### Aim
Repeat the records in full and exactly, omitting pictures.

[start Excerpted records]

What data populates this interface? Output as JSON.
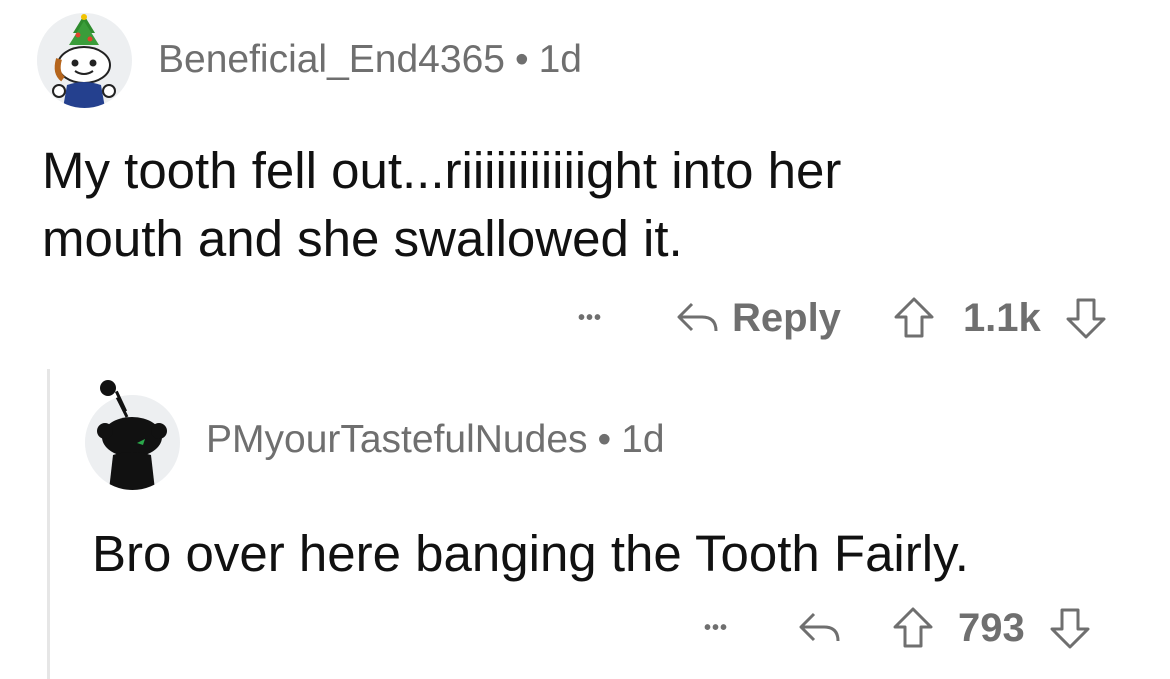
{
  "comments": [
    {
      "username": "Beneficial_End4365",
      "separator": "•",
      "age": "1d",
      "body_lines": [
        "My tooth fell out...riiiiiiiiiiight into her",
        "mouth and she swallowed it."
      ],
      "more": "•••",
      "reply_label": "Reply",
      "score": "1.1k",
      "avatar_icon": "snoo-christmas-tree-hat-icon"
    },
    {
      "username": "PMyourTastefulNudes",
      "separator": "•",
      "age": "1d",
      "body_lines": [
        "Bro over here banging the Tooth Fairly."
      ],
      "more": "•••",
      "score": "793",
      "avatar_icon": "snoo-silhouette-icon"
    }
  ],
  "colors": {
    "meta": "#6f6f6f",
    "text": "#111111",
    "thread_line": "#e6e6e6",
    "avatar_bg": "#edeff1"
  }
}
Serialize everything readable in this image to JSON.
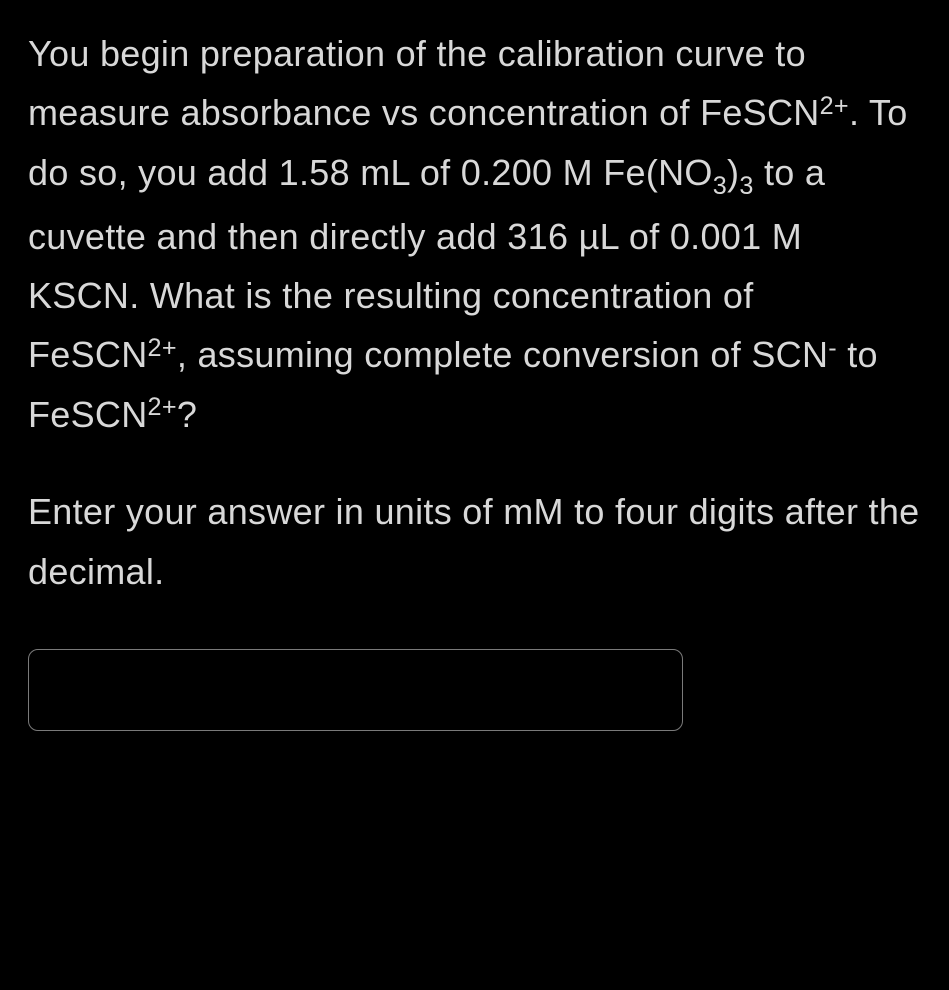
{
  "question": {
    "p1_a": "You begin preparation of the calibration curve to measure absorbance vs concentration of FeSCN",
    "p1_sup1": "2+",
    "p1_b": ". To do so, you add 1.58 mL of 0.200 M Fe(NO",
    "p1_sub1": "3",
    "p1_c": ")",
    "p1_sub2": "3",
    "p1_d": " to a cuvette and then directly add 316 µL of 0.001 M KSCN. What is the resulting concentration of FeSCN",
    "p1_sup2": "2+",
    "p1_e": ", assuming complete conversion of SCN",
    "p1_sup3": "-",
    "p1_f": " to FeSCN",
    "p1_sup4": "2+",
    "p1_g": "?",
    "p2": "Enter your answer in units of mM to four digits after the decimal."
  },
  "input": {
    "value": ""
  }
}
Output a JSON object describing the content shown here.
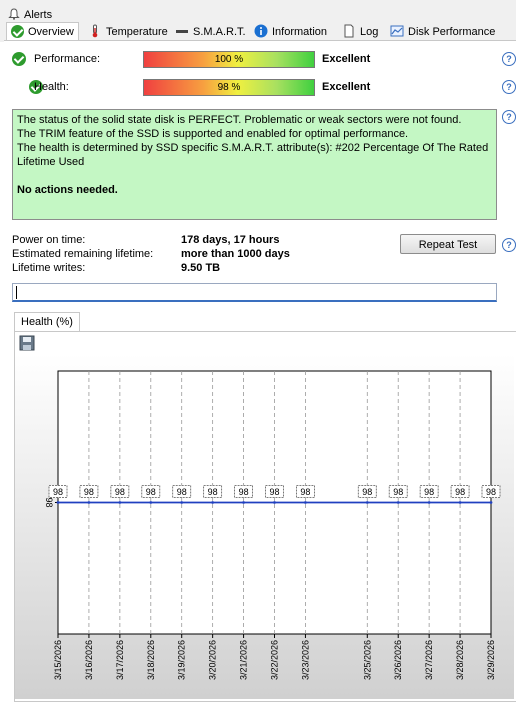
{
  "tabs": {
    "alerts": "Alerts",
    "overview": "Overview",
    "temperature": "Temperature",
    "smart": "S.M.A.R.T.",
    "information": "Information",
    "log": "Log",
    "disk_performance": "Disk Performance"
  },
  "performance": {
    "label": "Performance:",
    "bar_text": "100 %",
    "percent": 100,
    "rating": "Excellent"
  },
  "health": {
    "label": "Health:",
    "bar_text": "98 %",
    "percent": 98,
    "rating": "Excellent"
  },
  "status": {
    "line1": "The status of the solid state disk is PERFECT. Problematic or weak sectors were not found.",
    "line2": "The TRIM feature of the SSD is supported and enabled for optimal performance.",
    "line3": "The health is determined by SSD specific S.M.A.R.T. attribute(s):  #202 Percentage Of The Rated Lifetime Used",
    "actions": "No actions needed."
  },
  "stats": {
    "power_on_label": "Power on time:",
    "power_on_value": "178 days, 17 hours",
    "remaining_label": "Estimated remaining lifetime:",
    "remaining_value": "more than 1000 days",
    "writes_label": "Lifetime writes:",
    "writes_value": "9.50 TB"
  },
  "repeat_test": "Repeat Test",
  "health_tab": "Health (%)",
  "chart_data": {
    "type": "line",
    "x": [
      "3/15/2026",
      "3/16/2026",
      "3/17/2026",
      "3/18/2026",
      "3/19/2026",
      "3/20/2026",
      "3/21/2026",
      "3/22/2026",
      "3/23/2026",
      "3/25/2026",
      "3/26/2026",
      "3/27/2026",
      "3/28/2026",
      "3/29/2026"
    ],
    "values": [
      98,
      98,
      98,
      98,
      98,
      98,
      98,
      98,
      98,
      98,
      98,
      98,
      98,
      98
    ],
    "y_tick_labels": [
      "98"
    ],
    "line_color": "#2040c0"
  },
  "colors": {
    "status_bg": "#c4f7c4",
    "ok_green": "#2e9b2e",
    "link_blue": "#3a6fbf"
  }
}
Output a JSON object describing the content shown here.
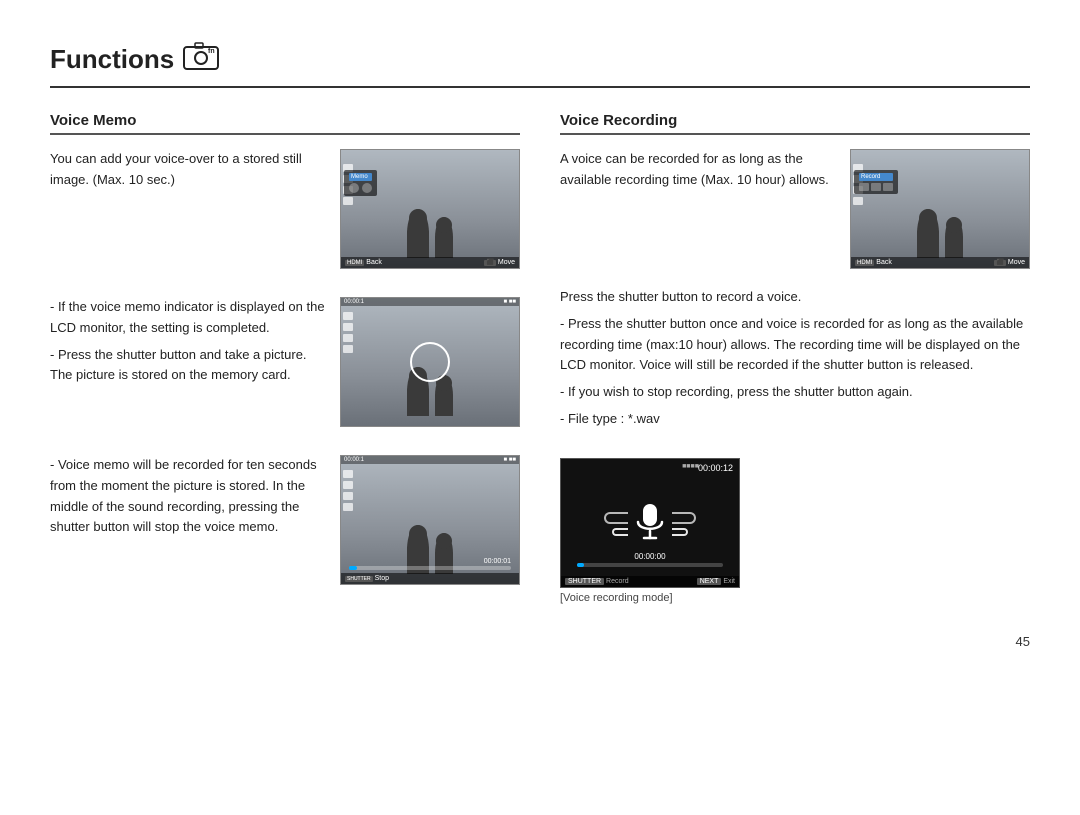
{
  "title": "Functions",
  "title_icon": "📷",
  "left_column": {
    "section_title": "Voice Memo",
    "intro_text": "You can add your voice-over to a stored still image. (Max. 10 sec.)",
    "bullet1": "- If the voice memo indicator is displayed on the LCD monitor, the setting is completed.",
    "bullet2": "- Press the shutter button and take a picture. The picture is stored on the memory card.",
    "bullet3": "- Voice memo will be recorded for ten seconds from the moment the picture is stored. In the middle of the sound recording, pressing the shutter button will stop the voice memo.",
    "img1_bottom_left": "Back",
    "img1_bottom_right": "Move",
    "img2_time": "00:00:1",
    "img3_time": "00:00:1",
    "img3_timer": "00:00:01",
    "img3_bottom": "Stop"
  },
  "right_column": {
    "section_title": "Voice Recording",
    "intro_text": "A voice can be recorded for as long as the available recording time (Max. 10 hour) allows.",
    "bullet1": "Press the shutter button to record a voice.",
    "bullet2": "- Press the shutter button once and voice is recorded for as long as the available recording time (max:10 hour) allows. The recording time will be displayed on the LCD monitor. Voice will still be recorded if the shutter button is released.",
    "bullet3": "- If you wish to stop recording, press the shutter button again.",
    "bullet4": "- File type : *.wav",
    "img1_bottom_left": "Back",
    "img1_bottom_right": "Move",
    "voice_timer": "00:00:12",
    "voice_rec_time": "00:00:00",
    "voice_bottom_record": "Record",
    "voice_bottom_exit": "Exit",
    "caption": "[Voice recording mode]"
  },
  "page_number": "45"
}
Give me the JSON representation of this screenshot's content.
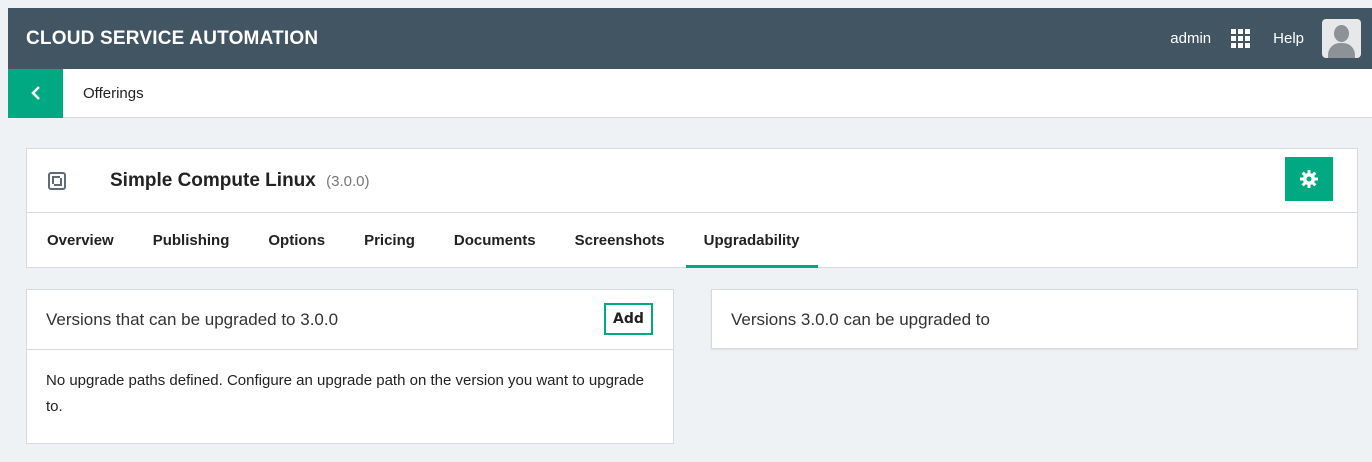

[end Excerpted records]

### Result for this task
What data populates this interface? Output as JSON.
{
  "comments": [
    {
      "username": "Beneficial_End4365",
      "separator": "•",
      "age": "1d",
      "body_lines": [
        "My tooth fell out...riiiiiiiiiiight into her",
        "mouth and she swallowed it."
      ],
      "more": "•••",
      "reply_label": "Reply",
      "score": "1.1k",
      "avatar_icon": "snoo-christmas-tree-hat-icon"
    },
    {
      "username": "PMyourTastefulNudes",
      "separator": "•",
      "age": "1d",
      "body_lines": [
        "Bro over here banging the Tooth Fairly."
      ],
      "more": "•••",
      "score": "793",
      "avatar_icon": "snoo-silhouette-icon"
    }
  ],
  "colors": {
    "meta": "#6f6f6f",
    "text": "#111111",
    "thread_line": "#e6e6e6",
    "avatar_bg": "#edeff1"
  }
}
Serialize everything readable in this image to JSON.
{
  "question": {
    "p1_a": "You begin preparation of the calibration curve to measure absorbance vs concentration of FeSCN",
    "p1_sup1": "2+",
    "p1_b": ". To do so, you add 1.58 mL of 0.200 M Fe(NO",
    "p1_sub1": "3",
    "p1_c": ")",
    "p1_sub2": "3",
    "p1_d": " to a cuvette and then directly add 316 µL of 0.001 M KSCN. What is the resulting concentration of FeSCN",
    "p1_sup2": "2+",
    "p1_e": ", assuming complete conversion of SCN",
    "p1_sup3": "-",
    "p1_f": " to FeSCN",
    "p1_sup4": "2+",
    "p1_g": "?",
    "p2": "Enter your answer in units of mM to four digits after the decimal."
  },
  "input": {
    "value": ""
  }
}
Output a JSON object describing the content shown here.
{
  "tabs": {
    "alerts": "Alerts",
    "overview": "Overview",
    "temperature": "Temperature",
    "smart": "S.M.A.R.T.",
    "information": "Information",
    "log": "Log",
    "disk_performance": "Disk Performance"
  },
  "performance": {
    "label": "Performance:",
    "bar_text": "100 %",
    "percent": 100,
    "rating": "Excellent"
  },
  "health": {
    "label": "Health:",
    "bar_text": "98 %",
    "percent": 98,
    "rating": "Excellent"
  },
  "status": {
    "line1": "The status of the solid state disk is PERFECT. Problematic or weak sectors were not found.",
    "line2": "The TRIM feature of the SSD is supported and enabled for optimal performance.",
    "line3": "The health is determined by SSD specific S.M.A.R.T. attribute(s):  #202 Percentage Of The Rated Lifetime Used",
    "actions": "No actions needed."
  },
  "stats": {
    "power_on_label": "Power on time:",
    "power_on_value": "178 days, 17 hours",
    "remaining_label": "Estimated remaining lifetime:",
    "remaining_value": "more than 1000 days",
    "writes_label": "Lifetime writes:",
    "writes_value": "9.50 TB"
  },
  "repeat_test": "Repeat Test",
  "health_tab": "Health (%)",
  "chart_data": {
    "type": "line",
    "x": [
      "3/15/2026",
      "3/16/2026",
      "3/17/2026",
      "3/18/2026",
      "3/19/2026",
      "3/20/2026",
      "3/21/2026",
      "3/22/2026",
      "3/23/2026",
      "3/25/2026",
      "3/26/2026",
      "3/27/2026",
      "3/28/2026",
      "3/29/2026"
    ],
    "values": [
      98,
      98,
      98,
      98,
      98,
      98,
      98,
      98,
      98,
      98,
      98,
      98,
      98,
      98
    ],
    "y_tick_labels": [
      "98"
    ],
    "line_color": "#2040c0"
  },
  "colors": {
    "status_bg": "#c4f7c4",
    "ok_green": "#2e9b2e",
    "link_blue": "#3a6fbf"
  }
}
Output a JSON object describing the content shown here.
{
  "title": "Functions",
  "title_icon": "📷",
  "left_column": {
    "section_title": "Voice Memo",
    "intro_text": "You can add your voice-over to a stored still image. (Max. 10 sec.)",
    "bullet1": "- If the voice memo indicator is displayed on the LCD monitor, the setting is completed.",
    "bullet2": "- Press the shutter button and take a picture. The picture is stored on the memory card.",
    "bullet3": "- Voice memo will be recorded for ten seconds from the moment the picture is stored. In the middle of the sound recording, pressing the shutter button will stop the voice memo.",
    "img1_bottom_left": "Back",
    "img1_bottom_right": "Move",
    "img2_time": "00:00:1",
    "img3_time": "00:00:1",
    "img3_timer": "00:00:01",
    "img3_bottom": "Stop"
  },
  "right_column": {
    "section_title": "Voice Recording",
    "intro_text": "A voice can be recorded for as long as the available recording time (Max. 10 hour) allows.",
    "bullet1": "Press the shutter button to record a voice.",
    "bullet2": "- Press the shutter button once and voice is recorded for as long as the available recording time (max:10 hour) allows. The recording time will be displayed on the LCD monitor. Voice will still be recorded if the shutter button is released.",
    "bullet3": "- If you wish to stop recording, press the shutter button again.",
    "bullet4": "- File type : *.wav",
    "img1_bottom_left": "Back",
    "img1_bottom_right": "Move",
    "voice_timer": "00:00:12",
    "voice_rec_time": "00:00:00",
    "voice_bottom_record": "Record",
    "voice_bottom_exit": "Exit",
    "caption": "[Voice recording mode]"
  },
  "page_number": "45"
}
Give me the JSON representation of this screenshot's content.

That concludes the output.